▶ Listing
════════

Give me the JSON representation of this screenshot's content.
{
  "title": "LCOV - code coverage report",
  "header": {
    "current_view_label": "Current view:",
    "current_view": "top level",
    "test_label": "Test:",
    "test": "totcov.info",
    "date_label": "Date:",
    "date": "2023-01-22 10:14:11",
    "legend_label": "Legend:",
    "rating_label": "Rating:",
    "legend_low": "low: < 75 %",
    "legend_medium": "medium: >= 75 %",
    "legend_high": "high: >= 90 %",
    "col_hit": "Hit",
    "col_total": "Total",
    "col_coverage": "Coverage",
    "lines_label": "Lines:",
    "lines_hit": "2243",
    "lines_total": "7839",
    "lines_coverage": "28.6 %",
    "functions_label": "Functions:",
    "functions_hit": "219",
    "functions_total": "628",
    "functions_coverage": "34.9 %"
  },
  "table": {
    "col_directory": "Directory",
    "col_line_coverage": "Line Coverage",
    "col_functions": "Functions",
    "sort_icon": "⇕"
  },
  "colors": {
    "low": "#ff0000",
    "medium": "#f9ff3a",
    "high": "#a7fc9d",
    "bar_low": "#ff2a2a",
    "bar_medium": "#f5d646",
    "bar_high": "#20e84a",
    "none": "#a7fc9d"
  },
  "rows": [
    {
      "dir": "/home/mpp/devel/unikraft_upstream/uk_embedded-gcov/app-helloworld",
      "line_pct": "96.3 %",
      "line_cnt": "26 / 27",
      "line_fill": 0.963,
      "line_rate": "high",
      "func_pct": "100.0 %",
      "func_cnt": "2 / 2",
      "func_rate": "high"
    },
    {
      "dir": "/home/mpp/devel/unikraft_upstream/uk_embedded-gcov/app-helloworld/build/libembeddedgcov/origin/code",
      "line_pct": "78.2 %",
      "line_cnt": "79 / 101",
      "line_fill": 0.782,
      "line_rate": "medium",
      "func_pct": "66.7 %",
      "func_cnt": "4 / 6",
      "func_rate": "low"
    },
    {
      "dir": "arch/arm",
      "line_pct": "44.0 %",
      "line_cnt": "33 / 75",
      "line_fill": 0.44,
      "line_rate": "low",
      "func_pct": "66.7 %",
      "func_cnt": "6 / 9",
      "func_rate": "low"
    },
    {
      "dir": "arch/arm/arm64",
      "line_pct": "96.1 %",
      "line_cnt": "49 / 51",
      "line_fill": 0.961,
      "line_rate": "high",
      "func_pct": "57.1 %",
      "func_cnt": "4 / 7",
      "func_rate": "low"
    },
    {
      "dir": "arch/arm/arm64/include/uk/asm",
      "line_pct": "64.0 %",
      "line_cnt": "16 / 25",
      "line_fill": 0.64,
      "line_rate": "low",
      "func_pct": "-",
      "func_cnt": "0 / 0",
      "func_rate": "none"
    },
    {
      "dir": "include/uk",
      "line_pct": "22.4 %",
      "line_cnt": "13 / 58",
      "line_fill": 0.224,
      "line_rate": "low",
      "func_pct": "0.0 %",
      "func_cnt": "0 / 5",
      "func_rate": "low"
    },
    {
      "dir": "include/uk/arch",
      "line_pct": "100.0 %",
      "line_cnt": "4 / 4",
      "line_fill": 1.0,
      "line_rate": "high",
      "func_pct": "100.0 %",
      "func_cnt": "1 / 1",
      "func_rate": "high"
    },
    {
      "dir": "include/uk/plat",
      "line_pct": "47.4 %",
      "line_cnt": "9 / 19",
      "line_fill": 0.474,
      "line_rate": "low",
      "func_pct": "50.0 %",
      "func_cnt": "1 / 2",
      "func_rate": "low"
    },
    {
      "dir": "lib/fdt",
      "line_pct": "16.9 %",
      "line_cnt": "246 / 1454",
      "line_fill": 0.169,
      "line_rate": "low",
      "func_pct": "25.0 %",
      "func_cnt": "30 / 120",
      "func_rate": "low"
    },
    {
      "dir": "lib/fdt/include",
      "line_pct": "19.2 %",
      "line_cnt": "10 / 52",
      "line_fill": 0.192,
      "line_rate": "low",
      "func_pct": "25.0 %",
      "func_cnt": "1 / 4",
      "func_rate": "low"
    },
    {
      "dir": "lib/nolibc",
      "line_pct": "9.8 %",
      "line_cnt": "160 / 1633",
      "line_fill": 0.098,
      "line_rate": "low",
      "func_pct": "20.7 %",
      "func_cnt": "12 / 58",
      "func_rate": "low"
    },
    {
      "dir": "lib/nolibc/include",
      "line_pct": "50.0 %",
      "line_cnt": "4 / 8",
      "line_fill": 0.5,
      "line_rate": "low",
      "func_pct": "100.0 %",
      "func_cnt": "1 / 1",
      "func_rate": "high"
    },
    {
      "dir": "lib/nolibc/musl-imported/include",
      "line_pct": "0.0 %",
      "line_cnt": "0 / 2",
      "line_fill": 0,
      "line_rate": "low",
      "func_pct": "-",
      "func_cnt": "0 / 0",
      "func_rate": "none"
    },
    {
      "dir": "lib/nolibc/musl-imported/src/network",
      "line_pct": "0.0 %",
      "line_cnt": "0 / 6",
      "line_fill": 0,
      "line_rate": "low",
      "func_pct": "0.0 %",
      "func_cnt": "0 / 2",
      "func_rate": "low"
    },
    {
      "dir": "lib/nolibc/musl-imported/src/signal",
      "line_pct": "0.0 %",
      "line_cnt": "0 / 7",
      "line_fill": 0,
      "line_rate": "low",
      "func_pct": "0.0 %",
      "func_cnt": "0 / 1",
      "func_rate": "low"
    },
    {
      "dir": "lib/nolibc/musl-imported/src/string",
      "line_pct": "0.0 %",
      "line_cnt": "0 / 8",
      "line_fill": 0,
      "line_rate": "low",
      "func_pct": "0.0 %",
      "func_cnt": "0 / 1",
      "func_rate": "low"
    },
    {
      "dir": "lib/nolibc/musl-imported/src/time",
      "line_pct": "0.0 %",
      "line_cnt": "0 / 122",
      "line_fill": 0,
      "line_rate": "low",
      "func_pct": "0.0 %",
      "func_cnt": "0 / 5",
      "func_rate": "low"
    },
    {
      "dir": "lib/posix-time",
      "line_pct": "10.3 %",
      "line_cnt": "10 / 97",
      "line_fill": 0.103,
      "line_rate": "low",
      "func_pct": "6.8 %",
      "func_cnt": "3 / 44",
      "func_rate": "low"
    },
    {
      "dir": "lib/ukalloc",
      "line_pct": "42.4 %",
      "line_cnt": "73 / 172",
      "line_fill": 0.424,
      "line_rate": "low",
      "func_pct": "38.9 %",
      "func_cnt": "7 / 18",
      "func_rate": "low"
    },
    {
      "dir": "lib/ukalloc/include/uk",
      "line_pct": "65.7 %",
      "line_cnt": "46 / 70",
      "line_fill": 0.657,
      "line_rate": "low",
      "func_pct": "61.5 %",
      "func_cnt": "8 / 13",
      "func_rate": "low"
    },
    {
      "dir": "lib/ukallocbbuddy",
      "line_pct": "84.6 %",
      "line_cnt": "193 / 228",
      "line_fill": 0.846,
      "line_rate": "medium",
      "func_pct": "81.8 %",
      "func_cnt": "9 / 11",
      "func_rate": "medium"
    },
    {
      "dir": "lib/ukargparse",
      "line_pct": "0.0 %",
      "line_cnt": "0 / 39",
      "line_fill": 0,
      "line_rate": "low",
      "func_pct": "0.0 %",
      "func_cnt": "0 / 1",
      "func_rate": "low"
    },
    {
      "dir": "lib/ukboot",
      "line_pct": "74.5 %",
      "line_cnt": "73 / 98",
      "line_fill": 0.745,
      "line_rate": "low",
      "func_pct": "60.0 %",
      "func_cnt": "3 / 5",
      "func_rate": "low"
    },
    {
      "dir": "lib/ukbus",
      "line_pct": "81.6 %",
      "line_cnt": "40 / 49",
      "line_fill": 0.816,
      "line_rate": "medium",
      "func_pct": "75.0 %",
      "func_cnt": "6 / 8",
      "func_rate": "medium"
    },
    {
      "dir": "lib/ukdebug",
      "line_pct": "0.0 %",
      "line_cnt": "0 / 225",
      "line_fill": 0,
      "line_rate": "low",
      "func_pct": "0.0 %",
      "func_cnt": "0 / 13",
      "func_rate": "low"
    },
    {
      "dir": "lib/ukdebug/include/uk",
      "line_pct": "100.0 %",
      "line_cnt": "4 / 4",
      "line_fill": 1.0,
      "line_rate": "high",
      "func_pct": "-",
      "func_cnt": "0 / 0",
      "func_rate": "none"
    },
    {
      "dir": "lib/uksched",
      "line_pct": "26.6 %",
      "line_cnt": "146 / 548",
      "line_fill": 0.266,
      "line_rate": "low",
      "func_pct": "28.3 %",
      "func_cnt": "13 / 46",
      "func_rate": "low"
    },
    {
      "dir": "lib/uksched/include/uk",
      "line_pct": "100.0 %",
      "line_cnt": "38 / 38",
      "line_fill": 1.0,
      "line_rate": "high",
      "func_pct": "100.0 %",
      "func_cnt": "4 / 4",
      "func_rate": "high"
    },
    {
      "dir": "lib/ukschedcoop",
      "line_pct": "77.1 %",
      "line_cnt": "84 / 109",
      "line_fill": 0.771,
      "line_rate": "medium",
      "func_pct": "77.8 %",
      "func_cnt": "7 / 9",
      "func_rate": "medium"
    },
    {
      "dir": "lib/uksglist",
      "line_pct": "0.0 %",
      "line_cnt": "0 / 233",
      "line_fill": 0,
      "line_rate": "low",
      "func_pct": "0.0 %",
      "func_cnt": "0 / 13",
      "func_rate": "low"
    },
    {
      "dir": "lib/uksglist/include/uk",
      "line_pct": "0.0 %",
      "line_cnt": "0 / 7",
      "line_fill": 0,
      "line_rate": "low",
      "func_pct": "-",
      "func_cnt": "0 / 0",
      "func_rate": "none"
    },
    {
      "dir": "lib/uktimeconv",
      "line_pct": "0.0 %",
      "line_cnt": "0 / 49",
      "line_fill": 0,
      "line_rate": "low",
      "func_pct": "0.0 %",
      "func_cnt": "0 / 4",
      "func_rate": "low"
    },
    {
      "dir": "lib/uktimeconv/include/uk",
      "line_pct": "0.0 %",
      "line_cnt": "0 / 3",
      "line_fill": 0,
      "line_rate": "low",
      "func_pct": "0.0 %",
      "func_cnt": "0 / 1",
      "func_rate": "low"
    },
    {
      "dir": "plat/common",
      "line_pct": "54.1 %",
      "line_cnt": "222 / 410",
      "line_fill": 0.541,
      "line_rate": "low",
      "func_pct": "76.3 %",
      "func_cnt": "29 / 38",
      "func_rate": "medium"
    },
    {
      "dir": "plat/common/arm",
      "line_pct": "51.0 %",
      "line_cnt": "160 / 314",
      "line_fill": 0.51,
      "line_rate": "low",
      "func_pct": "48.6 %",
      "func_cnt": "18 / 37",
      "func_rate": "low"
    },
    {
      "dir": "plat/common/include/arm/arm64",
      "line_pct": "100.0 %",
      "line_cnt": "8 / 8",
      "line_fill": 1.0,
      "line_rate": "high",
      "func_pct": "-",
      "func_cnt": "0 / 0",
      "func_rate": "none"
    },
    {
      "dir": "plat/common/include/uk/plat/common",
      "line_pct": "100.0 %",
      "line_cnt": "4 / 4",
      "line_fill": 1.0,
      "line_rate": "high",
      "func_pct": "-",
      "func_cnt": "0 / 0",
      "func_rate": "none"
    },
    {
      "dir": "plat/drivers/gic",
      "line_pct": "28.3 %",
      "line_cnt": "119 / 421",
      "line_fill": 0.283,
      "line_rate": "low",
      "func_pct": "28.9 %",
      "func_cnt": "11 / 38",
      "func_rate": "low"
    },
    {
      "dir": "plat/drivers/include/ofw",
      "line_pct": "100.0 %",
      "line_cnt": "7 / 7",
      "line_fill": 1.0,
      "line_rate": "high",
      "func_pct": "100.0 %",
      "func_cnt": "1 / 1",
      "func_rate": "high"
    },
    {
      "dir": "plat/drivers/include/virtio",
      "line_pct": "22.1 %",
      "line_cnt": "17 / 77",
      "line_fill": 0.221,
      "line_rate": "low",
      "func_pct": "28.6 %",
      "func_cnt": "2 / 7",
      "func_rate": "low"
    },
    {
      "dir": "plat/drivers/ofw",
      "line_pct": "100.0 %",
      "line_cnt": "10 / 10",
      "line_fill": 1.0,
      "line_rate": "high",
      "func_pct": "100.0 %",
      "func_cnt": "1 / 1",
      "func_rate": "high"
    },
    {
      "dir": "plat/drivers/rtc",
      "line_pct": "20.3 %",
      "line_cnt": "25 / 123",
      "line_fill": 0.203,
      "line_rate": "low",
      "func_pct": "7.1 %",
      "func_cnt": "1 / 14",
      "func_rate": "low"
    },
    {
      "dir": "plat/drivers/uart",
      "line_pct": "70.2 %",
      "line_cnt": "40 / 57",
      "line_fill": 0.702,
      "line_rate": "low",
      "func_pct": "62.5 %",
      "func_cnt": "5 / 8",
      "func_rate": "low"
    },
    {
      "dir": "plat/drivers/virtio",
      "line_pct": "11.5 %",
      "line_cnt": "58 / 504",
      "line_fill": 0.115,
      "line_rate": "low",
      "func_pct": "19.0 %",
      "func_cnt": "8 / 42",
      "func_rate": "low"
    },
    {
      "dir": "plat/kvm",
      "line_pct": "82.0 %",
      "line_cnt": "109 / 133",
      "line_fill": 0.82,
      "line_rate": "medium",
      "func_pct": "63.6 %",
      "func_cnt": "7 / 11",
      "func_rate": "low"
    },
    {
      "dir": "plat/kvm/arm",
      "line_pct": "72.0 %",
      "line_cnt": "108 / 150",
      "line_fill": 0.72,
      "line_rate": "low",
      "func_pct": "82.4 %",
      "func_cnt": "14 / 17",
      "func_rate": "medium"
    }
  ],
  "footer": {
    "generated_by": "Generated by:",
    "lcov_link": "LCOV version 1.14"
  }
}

════════

▶ Problem statement
Copy each line above where the string "nolibc" occurs.

▶ Finished exercise
      "dir": "lib/nolibc",
      "dir": "lib/nolibc/include",
      "dir": "lib/nolibc/musl-imported/include",
      "dir": "lib/nolibc/musl-imported/src/network",
      "dir": "lib/nolibc/musl-imported/src/signal",
      "dir": "lib/nolibc/musl-imported/src/string",
      "dir": "lib/nolibc/musl-imported/src/time",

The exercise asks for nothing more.